## [WHAT TO WORK ON]
Set down the data below without change, skipping the pictures it holds.

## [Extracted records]

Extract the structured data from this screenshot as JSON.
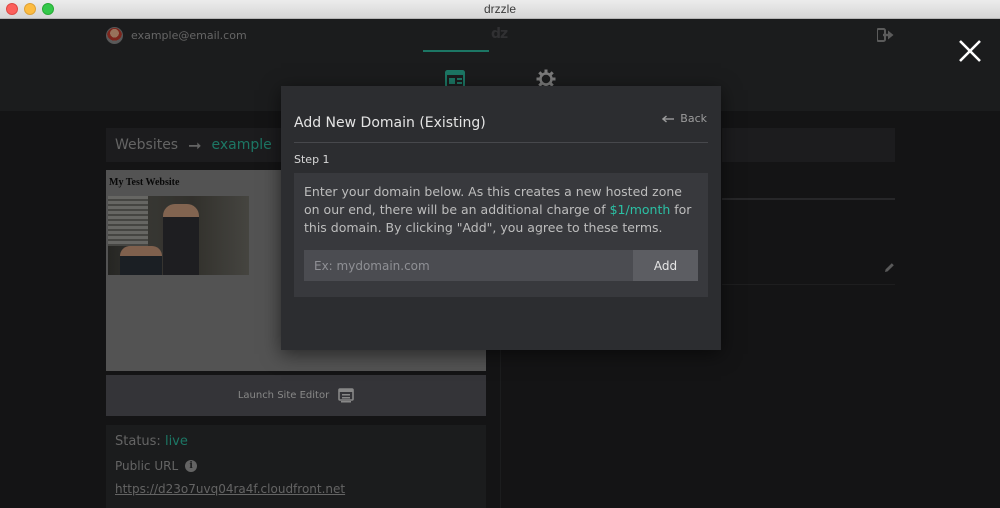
{
  "window": {
    "title": "drzzle"
  },
  "header": {
    "user_email": "example@email.com",
    "logo": "dz"
  },
  "breadcrumb": {
    "root": "Websites",
    "arrow": "➞",
    "current": "example"
  },
  "preview": {
    "site_title": "My Test Website"
  },
  "launch": {
    "label": "Launch Site Editor"
  },
  "status": {
    "label": "Status:",
    "value": "live",
    "public_url_label": "Public URL",
    "public_url": "https://d23o7uvq04ra4f.cloudfront.net"
  },
  "modal": {
    "title": "Add New Domain (Existing)",
    "back_label": "Back",
    "step_label": "Step 1",
    "instructions_before": "Enter your domain below. As this creates a new hosted zone on our end, there will be an additional charge of ",
    "price": "$1/month",
    "instructions_after": " for this domain. By clicking \"Add\", you agree to these terms.",
    "input_placeholder": "Ex: mydomain.com",
    "add_label": "Add"
  },
  "colors": {
    "accent": "#2bb59a",
    "background": "#1f1f21",
    "modal_bg": "#2c2d30"
  },
  "icons": [
    "logout-icon",
    "website-icon",
    "settings-gear-icon",
    "close-icon",
    "edit-pencil-icon",
    "editor-icon",
    "info-icon",
    "back-arrow-icon"
  ]
}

## [FINISHED TASK]
Extract the structured data from this screenshot as JSON.
{
  "window": {
    "title": "drzzle"
  },
  "header": {
    "user_email": "example@email.com",
    "logo": "dz"
  },
  "breadcrumb": {
    "root": "Websites",
    "arrow": "➞",
    "current": "example"
  },
  "preview": {
    "site_title": "My Test Website"
  },
  "launch": {
    "label": "Launch Site Editor"
  },
  "status": {
    "label": "Status:",
    "value": "live",
    "public_url_label": "Public URL",
    "public_url": "https://d23o7uvq04ra4f.cloudfront.net"
  },
  "modal": {
    "title": "Add New Domain (Existing)",
    "back_label": "Back",
    "step_label": "Step 1",
    "instructions_before": "Enter your domain below. As this creates a new hosted zone on our end, there will be an additional charge of ",
    "price": "$1/month",
    "instructions_after": " for this domain. By clicking \"Add\", you agree to these terms.",
    "input_placeholder": "Ex: mydomain.com",
    "add_label": "Add"
  },
  "colors": {
    "accent": "#2bb59a",
    "background": "#1f1f21",
    "modal_bg": "#2c2d30"
  },
  "icons": [
    "logout-icon",
    "website-icon",
    "settings-gear-icon",
    "close-icon",
    "edit-pencil-icon",
    "editor-icon",
    "info-icon",
    "back-arrow-icon"
  ]
}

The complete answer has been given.